(Page excerpt)
Re “Derailed Infrastructure” (editorial, Dec. 25): The rail tragedy near Tacoma, Wash., was preventable. Why did it happen?

Congress is the primary culprit. For many decades, it has appropriated billions to develop, implement and operate our air traffic control system, and it has spent even more trying to make an inherently unsafe mode of transportation — highways — a little less unsafe. But railways are essentially told to “fix the problem with your own dollars.”

Railroads in Europe began to focus on “crash avoidance” back in the 1930s, and today most rail systems throughout the world manage to prevent such accidents. In Japan, the high-speed Shinkansen system has operated since 1964 without a single significant-injury accident.

In the United States, we pay far too little attention to crash avoidance. Congress and the Federal Railroad Administration are responsible. And the media is guilty of failing to educate.

DAN MCFARLING, ALOHA, ORE.

The writer is a director of the Association of Oregon Rail and Transit Advocates, a rail passenger association.

(Stored items)

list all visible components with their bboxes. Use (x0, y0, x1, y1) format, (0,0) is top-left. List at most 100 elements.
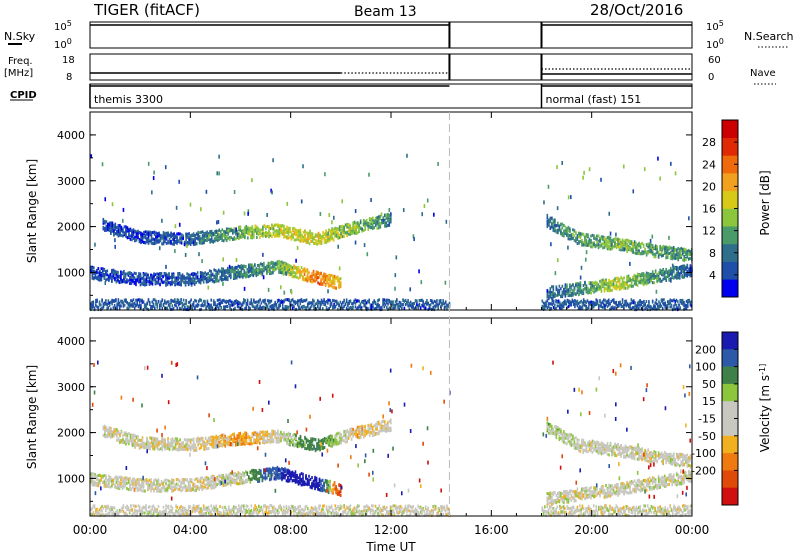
power-cell (170, 235, 172, 239)
power-cell (186, 276, 188, 280)
power-cell (677, 273, 680, 277)
power-cell (374, 306, 377, 310)
power-cell (365, 218, 368, 222)
power-cell (302, 238, 305, 242)
power-cell (232, 301, 235, 305)
power-cell (320, 280, 322, 284)
radar-title: TIGER (fitACF) (93, 1, 200, 19)
power-cell (260, 270, 262, 274)
power-cell (599, 279, 601, 283)
power-cell (97, 278, 100, 282)
power-cell (176, 241, 178, 245)
power-cell (284, 262, 286, 266)
power-cell (605, 278, 607, 282)
power-cell (623, 306, 625, 310)
power-cell (689, 253, 692, 257)
power-cell (189, 234, 192, 238)
power-cell (299, 228, 302, 232)
power-cell (615, 232, 617, 237)
power-cell (118, 304, 121, 308)
power-cell (374, 221, 377, 225)
power-cell (313, 307, 315, 311)
power-cell (621, 238, 624, 242)
power-cell (220, 274, 223, 278)
power-cell (557, 288, 559, 292)
power-cell (671, 272, 674, 276)
power-cell (605, 301, 608, 305)
power-cell (157, 272, 160, 276)
power-cell (552, 294, 555, 298)
cpid-segment-label: themis 3300 (94, 93, 163, 106)
power-cell (166, 306, 169, 310)
power-cell (303, 299, 305, 303)
power-cell (556, 304, 559, 308)
power-cell (551, 291, 553, 295)
power-cell (283, 232, 285, 236)
power-cell (141, 232, 144, 236)
power-cell (632, 284, 634, 288)
power-cell (636, 246, 639, 250)
power-cell (409, 304, 412, 308)
power-cell (585, 284, 588, 288)
power-cell (325, 241, 327, 245)
power-cell (308, 271, 310, 275)
power-cell (674, 275, 677, 279)
power-cell (263, 261, 265, 265)
power-cell (617, 277, 619, 281)
power-cell (663, 298, 665, 302)
power-cell (585, 239, 588, 243)
power-cell (182, 234, 184, 238)
power-cell (277, 233, 279, 237)
power-cell (165, 281, 167, 285)
power-cell (669, 272, 672, 276)
power-cell (599, 237, 601, 241)
power-cell (423, 302, 426, 306)
power-cell (578, 234, 580, 238)
power-cell (578, 288, 580, 292)
power-cell (382, 218, 385, 222)
power-cell (201, 230, 204, 234)
power-cell (608, 285, 610, 289)
power-cell (150, 233, 153, 237)
power-cell (656, 273, 658, 277)
power-cell (584, 282, 586, 286)
power-cell (672, 276, 675, 280)
power-cell (151, 305, 154, 309)
power-cell (284, 227, 287, 231)
power-cell (373, 299, 376, 303)
power-cell (299, 270, 301, 274)
power-cell (293, 231, 296, 235)
power-cell (245, 271, 247, 275)
power-cell (104, 221, 106, 225)
power-cell (290, 235, 293, 239)
power-cell (212, 303, 215, 307)
power-cell (333, 302, 335, 306)
power-cell (145, 283, 148, 287)
power-cell (170, 307, 172, 311)
power-cell (559, 301, 561, 305)
power-cell (230, 229, 233, 233)
power-cell (609, 241, 612, 245)
power-cell (591, 285, 594, 289)
power-cell (674, 171, 677, 176)
power-cell (241, 307, 244, 311)
power-cell (290, 237, 293, 241)
power-cell (424, 301, 427, 305)
power-cell (222, 273, 225, 277)
power-cell (609, 286, 611, 291)
power-cell (300, 298, 303, 302)
power-cell (546, 222, 549, 226)
power-cell (309, 279, 312, 283)
power-cell (603, 279, 606, 283)
power-cell (157, 281, 160, 285)
power-cell (284, 234, 287, 238)
power-cell (678, 247, 681, 251)
power-cell (133, 306, 136, 310)
power-cell (274, 300, 276, 304)
power-cell (349, 224, 351, 228)
power-cell (585, 304, 587, 308)
power-cell (656, 251, 658, 255)
power-cell (649, 306, 651, 310)
power-cell (216, 273, 219, 277)
power-cell (130, 281, 133, 285)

(Goal 1)
Answer these questions using the rail safety letter:
(a) In what decade did railroads in Europe begin to focus on crash avoidance?
(b) Since what year has Japan's Shinkansen system operated without a single significant-injury accident?
(c) Of what association is the writer a director?
(Goal 2)
Please output the passage of the rail safety letter between "Congress is the" and "single significant-injury accident.", inclusive, copied word for word.

(Correct response 1)
(a) The 1930s.
(b) 1964.
(c) The Association of Oregon Rail and Transit Advocates.

(Correct response 2)
Congress is the primary culprit. For many decades, it has appropriated billions to develop, implement and operate our air traffic control system, and it has spent even more trying to make an inherently unsafe mode of transportation — highways — a little less unsafe. But railways are essentially told to “fix the problem with your own dollars.”

Railroads in Europe began to focus on “crash avoidance” back in the 1930s, and today most rail systems throughout the world manage to prevent such accidents. In Japan, the high-speed Shinkansen system has operated since 1964 without a single significant-injury accident.